EXERCISE DIRECTIONS: Render every line of the records below as a Markdown table with the columns Row and Line, numbering each row and omitting blank lines.

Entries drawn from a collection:
-=-=-
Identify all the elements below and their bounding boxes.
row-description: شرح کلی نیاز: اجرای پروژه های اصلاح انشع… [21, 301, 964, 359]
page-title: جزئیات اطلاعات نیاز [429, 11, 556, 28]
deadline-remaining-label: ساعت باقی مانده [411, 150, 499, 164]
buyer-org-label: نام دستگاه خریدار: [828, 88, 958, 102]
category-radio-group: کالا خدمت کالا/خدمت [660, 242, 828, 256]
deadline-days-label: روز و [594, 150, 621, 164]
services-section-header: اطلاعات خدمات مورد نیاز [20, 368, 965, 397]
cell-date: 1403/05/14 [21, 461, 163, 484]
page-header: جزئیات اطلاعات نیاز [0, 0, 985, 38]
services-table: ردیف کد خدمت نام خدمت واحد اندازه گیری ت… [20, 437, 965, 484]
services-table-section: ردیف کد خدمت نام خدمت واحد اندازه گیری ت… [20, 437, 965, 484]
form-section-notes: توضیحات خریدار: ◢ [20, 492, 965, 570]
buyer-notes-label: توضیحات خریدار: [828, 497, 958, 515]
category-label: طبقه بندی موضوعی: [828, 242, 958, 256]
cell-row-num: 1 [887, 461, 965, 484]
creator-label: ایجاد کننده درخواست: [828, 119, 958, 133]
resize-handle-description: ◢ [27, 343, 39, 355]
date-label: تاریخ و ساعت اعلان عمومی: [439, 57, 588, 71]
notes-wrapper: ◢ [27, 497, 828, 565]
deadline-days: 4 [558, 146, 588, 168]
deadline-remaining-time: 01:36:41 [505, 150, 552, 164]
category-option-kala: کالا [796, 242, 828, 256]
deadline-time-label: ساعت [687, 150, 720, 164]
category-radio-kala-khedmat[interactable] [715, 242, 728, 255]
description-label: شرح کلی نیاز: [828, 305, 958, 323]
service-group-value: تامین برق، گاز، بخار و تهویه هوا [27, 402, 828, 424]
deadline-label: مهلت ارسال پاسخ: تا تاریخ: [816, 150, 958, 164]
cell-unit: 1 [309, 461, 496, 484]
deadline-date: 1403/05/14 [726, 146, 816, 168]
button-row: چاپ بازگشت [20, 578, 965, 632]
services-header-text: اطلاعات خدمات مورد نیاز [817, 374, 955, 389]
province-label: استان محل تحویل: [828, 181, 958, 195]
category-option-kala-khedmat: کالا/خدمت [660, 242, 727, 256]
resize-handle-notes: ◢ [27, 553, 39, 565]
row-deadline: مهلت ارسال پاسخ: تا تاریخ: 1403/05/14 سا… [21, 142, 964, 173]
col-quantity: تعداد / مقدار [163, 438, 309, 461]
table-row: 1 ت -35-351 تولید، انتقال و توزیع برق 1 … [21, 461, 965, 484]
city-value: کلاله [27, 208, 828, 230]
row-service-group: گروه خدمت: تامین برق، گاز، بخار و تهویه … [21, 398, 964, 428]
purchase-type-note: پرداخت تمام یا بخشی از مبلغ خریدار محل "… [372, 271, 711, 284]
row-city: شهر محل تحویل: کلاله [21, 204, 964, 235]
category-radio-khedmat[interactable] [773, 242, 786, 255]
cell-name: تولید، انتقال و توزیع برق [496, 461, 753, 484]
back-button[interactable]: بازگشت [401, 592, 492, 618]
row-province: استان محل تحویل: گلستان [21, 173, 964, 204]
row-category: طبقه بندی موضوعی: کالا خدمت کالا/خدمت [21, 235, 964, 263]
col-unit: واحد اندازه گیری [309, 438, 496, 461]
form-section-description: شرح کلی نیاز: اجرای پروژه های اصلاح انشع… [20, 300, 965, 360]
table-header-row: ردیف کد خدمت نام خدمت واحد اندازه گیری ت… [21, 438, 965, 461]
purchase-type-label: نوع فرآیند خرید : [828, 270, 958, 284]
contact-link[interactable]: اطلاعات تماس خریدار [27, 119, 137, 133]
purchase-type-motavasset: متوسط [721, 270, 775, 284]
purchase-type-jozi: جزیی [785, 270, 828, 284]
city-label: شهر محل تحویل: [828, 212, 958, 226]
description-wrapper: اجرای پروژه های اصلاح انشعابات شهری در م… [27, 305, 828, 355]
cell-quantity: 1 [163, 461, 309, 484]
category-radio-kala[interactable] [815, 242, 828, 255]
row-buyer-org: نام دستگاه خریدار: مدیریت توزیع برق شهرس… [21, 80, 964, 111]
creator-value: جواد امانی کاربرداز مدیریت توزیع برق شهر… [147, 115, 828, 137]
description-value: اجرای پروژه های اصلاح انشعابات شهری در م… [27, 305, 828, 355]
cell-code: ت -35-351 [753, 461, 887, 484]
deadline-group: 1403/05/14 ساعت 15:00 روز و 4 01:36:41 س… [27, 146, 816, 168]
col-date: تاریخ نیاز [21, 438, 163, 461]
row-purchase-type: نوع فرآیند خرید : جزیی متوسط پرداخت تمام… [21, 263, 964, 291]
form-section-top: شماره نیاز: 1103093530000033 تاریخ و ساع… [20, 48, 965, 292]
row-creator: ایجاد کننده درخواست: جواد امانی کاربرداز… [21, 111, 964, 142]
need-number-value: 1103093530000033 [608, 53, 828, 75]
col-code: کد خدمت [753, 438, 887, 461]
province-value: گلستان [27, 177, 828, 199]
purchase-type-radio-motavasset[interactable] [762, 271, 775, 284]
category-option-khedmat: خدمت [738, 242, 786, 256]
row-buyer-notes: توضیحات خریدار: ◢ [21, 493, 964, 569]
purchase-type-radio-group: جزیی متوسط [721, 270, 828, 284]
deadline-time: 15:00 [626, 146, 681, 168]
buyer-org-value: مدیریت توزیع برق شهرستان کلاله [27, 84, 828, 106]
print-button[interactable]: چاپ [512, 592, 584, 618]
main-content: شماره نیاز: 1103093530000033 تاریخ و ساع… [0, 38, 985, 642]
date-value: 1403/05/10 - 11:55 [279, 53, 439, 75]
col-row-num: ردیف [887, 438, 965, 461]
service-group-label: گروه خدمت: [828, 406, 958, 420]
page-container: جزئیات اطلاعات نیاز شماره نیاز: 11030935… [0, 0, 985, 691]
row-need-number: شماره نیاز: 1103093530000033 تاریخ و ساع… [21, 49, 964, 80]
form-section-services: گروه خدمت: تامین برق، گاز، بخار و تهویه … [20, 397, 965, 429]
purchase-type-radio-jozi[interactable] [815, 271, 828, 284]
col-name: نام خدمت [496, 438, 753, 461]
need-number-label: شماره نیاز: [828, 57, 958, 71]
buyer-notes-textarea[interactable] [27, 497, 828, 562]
-=-=-
WRITTEN ANSWER:
| Row | Line |
|---|---|
| 1 | Identify all the elements below and their bounding boxes. |
| 2 | row-description: شرح کلی نیاز: اجرای پروژه های اصلاح انشع… [21, 301, 964, 359] |
| 3 | page-title: جزئیات اطلاعات نیاز [429, 11, 556, 28] |
| 4 | deadline-remaining-label: ساعت باقی مانده [411, 150, 499, 164] |
| 5 | buyer-org-label: نام دستگاه خریدار: [828, 88, 958, 102] |
| 6 | category-radio-group: کالا خدمت کالا/خدمت [660, 242, 828, 256] |
| 7 | deadline-days-label: روز و [594, 150, 621, 164] |
| 8 | services-section-header: اطلاعات خدمات مورد نیاز [20, 368, 965, 397] |
| 9 | cell-date: 1403/05/14 [21, 461, 163, 484] |
| 10 | page-header: جزئیات اطلاعات نیاز [0, 0, 985, 38] |
| 11 | services-table: ردیف کد خدمت نام خدمت واحد اندازه گیری ت… [20, 437, 965, 484] |
| 12 | services-table-section: ردیف کد خدمت نام خدمت واحد اندازه گیری ت… [20, 437, 965, 484] |
| 13 | form-section-notes: توضیحات خریدار: ◢ [20, 492, 965, 570] |
| 14 | buyer-notes-label: توضیحات خریدار: [828, 497, 958, 515] |
| 15 | category-label: طبقه بندی موضوعی: [828, 242, 958, 256] |
| 16 | cell-row-num: 1 [887, 461, 965, 484] |
| 17 | creator-label: ایجاد کننده درخواست: [828, 119, 958, 133] |
| 18 | resize-handle-description: ◢ [27, 343, 39, 355] |
| 19 | date-label: تاریخ و ساعت اعلان عمومی: [439, 57, 588, 71] |
| 20 | notes-wrapper: ◢ [27, 497, 828, 565] |
| 21 | deadline-days: 4 [558, 146, 588, 168] |
| 22 | deadline-remaining-time: 01:36:41 [505, 150, 552, 164] |
| 23 | category-option-kala: کالا [796, 242, 828, 256] |
| 24 | deadline-time-label: ساعت [687, 150, 720, 164] |
| 25 | category-radio-kala-khedmat[interactable] [715, 242, 728, 255] |
| 26 | description-label: شرح کلی نیاز: [828, 305, 958, 323] |
| 27 | service-group-value: تامین برق، گاز، بخار و تهویه هوا [27, 402, 828, 424] |
| 28 | deadline-label: مهلت ارسال پاسخ: تا تاریخ: [816, 150, 958, 164] |
| 29 | cell-unit: 1 [309, 461, 496, 484] |
| 30 | deadline-date: 1403/05/14 [726, 146, 816, 168] |
| 31 | button-row: چاپ بازگشت [20, 578, 965, 632] |
| 32 | services-header-text: اطلاعات خدمات مورد نیاز [817, 374, 955, 389] |
| 33 | province-label: استان محل تحویل: [828, 181, 958, 195] |
| 34 | category-option-kala-khedmat: کالا/خدمت [660, 242, 727, 256] |
| 35 | resize-handle-notes: ◢ [27, 553, 39, 565] |
| 36 | row-deadline: مهلت ارسال پاسخ: تا تاریخ: 1403/05/14 سا… [21, 142, 964, 173] |
| 37 | col-quantity: تعداد / مقدار [163, 438, 309, 461] |
| 38 | table-row: 1 ت -35-351 تولید، انتقال و توزیع برق 1 … [21, 461, 965, 484] |
| 39 | city-value: کلاله [27, 208, 828, 230] |
| 40 | row-service-group: گروه خدمت: تامین برق، گاز، بخار و تهویه … [21, 398, 964, 428] |
| 41 | purchase-type-note: پرداخت تمام یا بخشی از مبلغ خریدار محل "… [372, 271, 711, 284] |
| 42 | row-city: شهر محل تحویل: کلاله [21, 204, 964, 235] |
| 43 | category-radio-khedmat[interactable] [773, 242, 786, 255] |
| 44 | cell-name: تولید، انتقال و توزیع برق [496, 461, 753, 484] |
| 45 | back-button[interactable]: بازگشت [401, 592, 492, 618] |
| 46 | row-province: استان محل تحویل: گلستان [21, 173, 964, 204] |
| 47 | row-category: طبقه بندی موضوعی: کالا خدمت کالا/خدمت [21, 235, 964, 263] |
| 48 | col-unit: واحد اندازه گیری [309, 438, 496, 461] |
| 49 | form-section-description: شرح کلی نیاز: اجرای پروژه های اصلاح انشع… [20, 300, 965, 360] |
| 50 | table-header-row: ردیف کد خدمت نام خدمت واحد اندازه گیری ت… [21, 438, 965, 461] |
| 51 | purchase-type-label: نوع فرآیند خرید : [828, 270, 958, 284] |
| 52 | contact-link[interactable]: اطلاعات تماس خریدار [27, 119, 137, 133] |
| 53 | purchase-type-motavasset: متوسط [721, 270, 775, 284] |
| 54 | purchase-type-jozi: جزیی [785, 270, 828, 284] |
| 55 | city-label: شهر محل تحویل: [828, 212, 958, 226] |
| 56 | description-wrapper: اجرای پروژه های اصلاح انشعابات شهری در م… [27, 305, 828, 355] |
| 57 | cell-quantity: 1 [163, 461, 309, 484] |
| 58 | category-radio-kala[interactable] [815, 242, 828, 255] |
| 59 | row-buyer-org: نام دستگاه خریدار: مدیریت توزیع برق شهرس… [21, 80, 964, 111] |
| 60 | creator-value: جواد امانی کاربرداز مدیریت توزیع برق شهر… [147, 115, 828, 137] |
| 61 | description-value: اجرای پروژه های اصلاح انشعابات شهری در م… [27, 305, 828, 355] |
| 62 | cell-code: ت -35-351 [753, 461, 887, 484] |
| 63 | deadline-group: 1403/05/14 ساعت 15:00 روز و 4 01:36:41 س… [27, 146, 816, 168] |
| 64 | col-date: تاریخ نیاز [21, 438, 163, 461] |
| 65 | row-purchase-type: نوع فرآیند خرید : جزیی متوسط پرداخت تمام… [21, 263, 964, 291] |
| 66 | form-section-top: شماره نیاز: 1103093530000033 تاریخ و ساع… [20, 48, 965, 292] |
| 67 | row-creator: ایجاد کننده درخواست: جواد امانی کاربرداز… [21, 111, 964, 142] |
| 68 | need-number-value: 1103093530000033 [608, 53, 828, 75] |
| 69 | col-code: کد خدمت [753, 438, 887, 461] |
| 70 | province-value: گلستان [27, 177, 828, 199] |
| 71 | purchase-type-radio-motavasset[interactable] [762, 271, 775, 284] |
| 72 | category-option-khedmat: خدمت [738, 242, 786, 256] |
| 73 | row-buyer-notes: توضیحات خریدار: ◢ [21, 493, 964, 569] |
| 74 | purchase-type-radio-group: جزیی متوسط [721, 270, 828, 284] |
| 75 | deadline-time: 15:00 [626, 146, 681, 168] |
| 76 | buyer-org-value: مدیریت توزیع برق شهرستان کلاله [27, 84, 828, 106] |
| 77 | print-button[interactable]: چاپ [512, 592, 584, 618] |
| 78 | main-content: شماره نیاز: 1103093530000033 تاریخ و ساع… [0, 38, 985, 642] |
| 79 | date-value: 1403/05/10 - 11:55 [279, 53, 439, 75] |
| 80 | col-row-num: ردیف [887, 438, 965, 461] |
| 81 | service-group-label: گروه خدمت: [828, 406, 958, 420] |
| 82 | page-container: جزئیات اطلاعات نیاز شماره نیاز: 11030935… [0, 0, 985, 691] |
| 83 | row-need-number: شماره نیاز: 1103093530000033 تاریخ و ساع… [21, 49, 964, 80] |
| 84 | form-section-services: گروه خدمت: تامین برق، گاز، بخار و تهویه … [20, 397, 965, 429] |
| 85 | purchase-type-radio-jozi[interactable] [815, 271, 828, 284] |
| 86 | col-name: نام خدمت [496, 438, 753, 461] |
| 87 | need-number-label: شماره نیاز: [828, 57, 958, 71] |
| 88 | buyer-notes-textarea[interactable] [27, 497, 828, 562] |